— start DATASET ROWS —

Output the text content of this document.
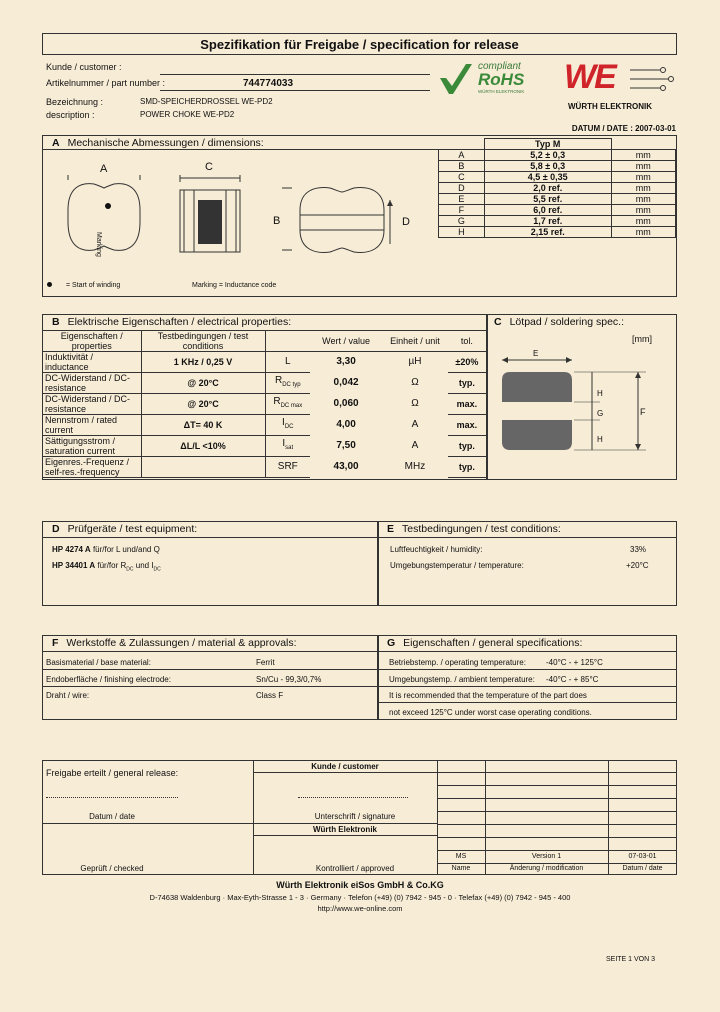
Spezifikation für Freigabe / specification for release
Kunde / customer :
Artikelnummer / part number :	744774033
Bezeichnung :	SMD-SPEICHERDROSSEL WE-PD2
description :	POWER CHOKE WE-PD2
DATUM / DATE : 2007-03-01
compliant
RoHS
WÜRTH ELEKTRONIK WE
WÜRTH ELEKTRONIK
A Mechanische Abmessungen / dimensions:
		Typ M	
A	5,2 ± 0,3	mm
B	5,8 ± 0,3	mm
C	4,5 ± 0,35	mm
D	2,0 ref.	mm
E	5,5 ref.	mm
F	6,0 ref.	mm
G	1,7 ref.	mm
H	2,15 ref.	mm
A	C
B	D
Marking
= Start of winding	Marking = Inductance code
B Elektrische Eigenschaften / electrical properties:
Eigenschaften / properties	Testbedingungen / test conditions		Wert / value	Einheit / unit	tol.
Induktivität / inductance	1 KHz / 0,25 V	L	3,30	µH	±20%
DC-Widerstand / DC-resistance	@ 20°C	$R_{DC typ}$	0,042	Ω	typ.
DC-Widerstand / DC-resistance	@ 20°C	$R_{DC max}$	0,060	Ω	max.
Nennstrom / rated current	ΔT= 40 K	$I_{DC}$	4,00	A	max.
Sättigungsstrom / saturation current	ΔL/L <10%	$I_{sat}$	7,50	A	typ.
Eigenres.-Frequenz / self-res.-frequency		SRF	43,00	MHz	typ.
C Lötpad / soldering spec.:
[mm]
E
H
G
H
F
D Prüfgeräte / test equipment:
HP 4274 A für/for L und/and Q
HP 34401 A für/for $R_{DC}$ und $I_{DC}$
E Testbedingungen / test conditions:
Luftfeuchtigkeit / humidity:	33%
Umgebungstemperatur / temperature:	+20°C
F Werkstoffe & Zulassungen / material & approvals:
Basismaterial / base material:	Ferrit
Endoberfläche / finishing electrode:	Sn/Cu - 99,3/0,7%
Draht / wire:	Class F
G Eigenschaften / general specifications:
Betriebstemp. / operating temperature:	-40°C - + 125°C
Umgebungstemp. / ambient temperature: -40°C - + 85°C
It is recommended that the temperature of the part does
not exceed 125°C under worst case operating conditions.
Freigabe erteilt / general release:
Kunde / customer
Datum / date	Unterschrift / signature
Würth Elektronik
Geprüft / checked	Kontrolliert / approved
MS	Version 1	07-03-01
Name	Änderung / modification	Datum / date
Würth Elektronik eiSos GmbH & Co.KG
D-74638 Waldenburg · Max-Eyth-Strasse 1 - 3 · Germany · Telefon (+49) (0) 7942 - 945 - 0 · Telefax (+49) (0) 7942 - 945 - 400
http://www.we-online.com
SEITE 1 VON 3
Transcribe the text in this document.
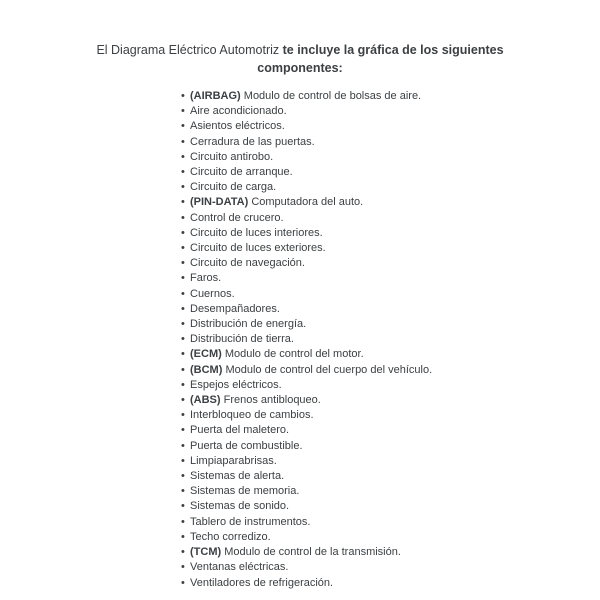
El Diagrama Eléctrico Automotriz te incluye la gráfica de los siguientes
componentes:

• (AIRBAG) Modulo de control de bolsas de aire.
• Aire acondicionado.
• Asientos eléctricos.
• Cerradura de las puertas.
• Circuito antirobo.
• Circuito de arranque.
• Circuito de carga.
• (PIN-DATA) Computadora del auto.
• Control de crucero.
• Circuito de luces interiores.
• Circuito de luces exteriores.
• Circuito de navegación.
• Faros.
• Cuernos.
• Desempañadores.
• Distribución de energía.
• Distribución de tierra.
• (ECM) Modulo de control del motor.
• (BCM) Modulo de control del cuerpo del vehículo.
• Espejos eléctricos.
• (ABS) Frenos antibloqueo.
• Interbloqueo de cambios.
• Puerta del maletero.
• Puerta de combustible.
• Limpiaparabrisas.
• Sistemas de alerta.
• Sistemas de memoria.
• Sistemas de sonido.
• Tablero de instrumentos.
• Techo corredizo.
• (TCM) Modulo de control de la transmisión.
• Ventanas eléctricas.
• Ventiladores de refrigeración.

— end DATASET ROWS —

Except for the pictures, give all the material above again verbatim.

Output the text content of this document.
Spezifikation für Freigabe / specification for release
Kunde / customer :
Artikelnummer / part number :	744774033
Bezeichnung :	SMD-SPEICHERDROSSEL WE-PD2
description :	POWER CHOKE WE-PD2
DATUM / DATE : 2007-03-01
compliant
RoHS
WÜRTH ELEKTRONIK WE
WÜRTH ELEKTRONIK
A Mechanische Abmessungen / dimensions:
		Typ M	
A	5,2 ± 0,3	mm
B	5,8 ± 0,3	mm
C	4,5 ± 0,35	mm
D	2,0 ref.	mm
E	5,5 ref.	mm
F	6,0 ref.	mm
G	1,7 ref.	mm
H	2,15 ref.	mm
A	C
B	D
Marking
= Start of winding	Marking = Inductance code
B Elektrische Eigenschaften / electrical properties:
Eigenschaften / properties	Testbedingungen / test conditions		Wert / value	Einheit / unit	tol.
Induktivität / inductance	1 KHz / 0,25 V	L	3,30	µH	±20%
DC-Widerstand / DC-resistance	@ 20°C	$R_{DC typ}$	0,042	Ω	typ.
DC-Widerstand / DC-resistance	@ 20°C	$R_{DC max}$	0,060	Ω	max.
Nennstrom / rated current	ΔT= 40 K	$I_{DC}$	4,00	A	max.
Sättigungsstrom / saturation current	ΔL/L <10%	$I_{sat}$	7,50	A	typ.
Eigenres.-Frequenz / self-res.-frequency		SRF	43,00	MHz	typ.
C Lötpad / soldering spec.:
[mm]
E
H
G
H
F
D Prüfgeräte / test equipment:
HP 4274 A für/for L und/and Q
HP 34401 A für/for $R_{DC}$ und $I_{DC}$
E Testbedingungen / test conditions:
Luftfeuchtigkeit / humidity:	33%
Umgebungstemperatur / temperature:	+20°C
F Werkstoffe & Zulassungen / material & approvals:
Basismaterial / base material:	Ferrit
Endoberfläche / finishing electrode:	Sn/Cu - 99,3/0,7%
Draht / wire:	Class F
G Eigenschaften / general specifications:
Betriebstemp. / operating temperature:	-40°C - + 125°C
Umgebungstemp. / ambient temperature: -40°C - + 85°C
It is recommended that the temperature of the part does
not exceed 125°C under worst case operating conditions.
Freigabe erteilt / general release:
Kunde / customer
Datum / date	Unterschrift / signature
Würth Elektronik
Geprüft / checked	Kontrolliert / approved
MS	Version 1	07-03-01
Name	Änderung / modification	Datum / date
Würth Elektronik eiSos GmbH & Co.KG
D-74638 Waldenburg · Max-Eyth-Strasse 1 - 3 · Germany · Telefon (+49) (0) 7942 - 945 - 0 · Telefax (+49) (0) 7942 - 945 - 400
http://www.we-online.com
SEITE 1 VON 3
Transcribe the text in this document.
El Diagrama Eléctrico Automotriz te incluye la gráfica de los siguientes
componentes:

• (AIRBAG) Modulo de control de bolsas de aire.
• Aire acondicionado.
• Asientos eléctricos.
• Cerradura de las puertas.
• Circuito antirobo.
• Circuito de arranque.
• Circuito de carga.
• (PIN-DATA) Computadora del auto.
• Control de crucero.
• Circuito de luces interiores.
• Circuito de luces exteriores.
• Circuito de navegación.
• Faros.
• Cuernos.
• Desempañadores.
• Distribución de energía.
• Distribución de tierra.
• (ECM) Modulo de control del motor.
• (BCM) Modulo de control del cuerpo del vehículo.
• Espejos eléctricos.
• (ABS) Frenos antibloqueo.
• Interbloqueo de cambios.
• Puerta del maletero.
• Puerta de combustible.
• Limpiaparabrisas.
• Sistemas de alerta.
• Sistemas de memoria.
• Sistemas de sonido.
• Tablero de instrumentos.
• Techo corredizo.
• (TCM) Modulo de control de la transmisión.
• Ventanas eléctricas.
• Ventiladores de refrigeración.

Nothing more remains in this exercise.